'''
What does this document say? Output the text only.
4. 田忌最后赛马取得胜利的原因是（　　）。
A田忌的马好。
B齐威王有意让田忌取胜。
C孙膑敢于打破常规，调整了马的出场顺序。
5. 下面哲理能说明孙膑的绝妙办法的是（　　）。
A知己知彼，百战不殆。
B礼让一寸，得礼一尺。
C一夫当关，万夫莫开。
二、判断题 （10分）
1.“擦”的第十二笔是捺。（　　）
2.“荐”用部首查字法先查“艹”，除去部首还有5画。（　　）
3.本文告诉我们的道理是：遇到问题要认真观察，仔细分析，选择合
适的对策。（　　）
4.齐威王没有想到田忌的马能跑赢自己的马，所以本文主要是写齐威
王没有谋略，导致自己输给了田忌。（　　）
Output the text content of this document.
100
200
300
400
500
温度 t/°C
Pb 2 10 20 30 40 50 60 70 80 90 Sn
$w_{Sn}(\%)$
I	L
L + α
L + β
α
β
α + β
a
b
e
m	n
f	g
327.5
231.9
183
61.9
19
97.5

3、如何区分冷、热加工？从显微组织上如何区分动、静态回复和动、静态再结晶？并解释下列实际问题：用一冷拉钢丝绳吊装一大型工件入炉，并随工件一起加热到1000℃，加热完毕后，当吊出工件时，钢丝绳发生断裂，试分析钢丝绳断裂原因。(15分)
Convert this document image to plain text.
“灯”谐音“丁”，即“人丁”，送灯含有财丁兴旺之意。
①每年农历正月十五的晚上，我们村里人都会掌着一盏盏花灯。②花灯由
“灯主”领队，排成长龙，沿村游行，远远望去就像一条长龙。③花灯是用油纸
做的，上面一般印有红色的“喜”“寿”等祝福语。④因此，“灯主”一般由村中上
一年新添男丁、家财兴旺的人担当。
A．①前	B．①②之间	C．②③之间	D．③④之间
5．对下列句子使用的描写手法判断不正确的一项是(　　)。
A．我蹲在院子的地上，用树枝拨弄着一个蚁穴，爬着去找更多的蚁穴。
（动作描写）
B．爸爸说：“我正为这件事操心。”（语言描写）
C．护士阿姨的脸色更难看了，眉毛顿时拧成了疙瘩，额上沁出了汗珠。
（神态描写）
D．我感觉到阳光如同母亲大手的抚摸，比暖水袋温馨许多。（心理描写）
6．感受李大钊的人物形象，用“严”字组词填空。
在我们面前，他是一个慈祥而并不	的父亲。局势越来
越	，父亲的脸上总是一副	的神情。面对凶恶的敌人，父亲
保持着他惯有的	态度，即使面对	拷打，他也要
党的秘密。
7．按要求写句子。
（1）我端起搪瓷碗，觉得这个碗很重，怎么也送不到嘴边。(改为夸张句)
'''
Aim = Count how many lines hold the string "document" and give that number alone.

Task output = 3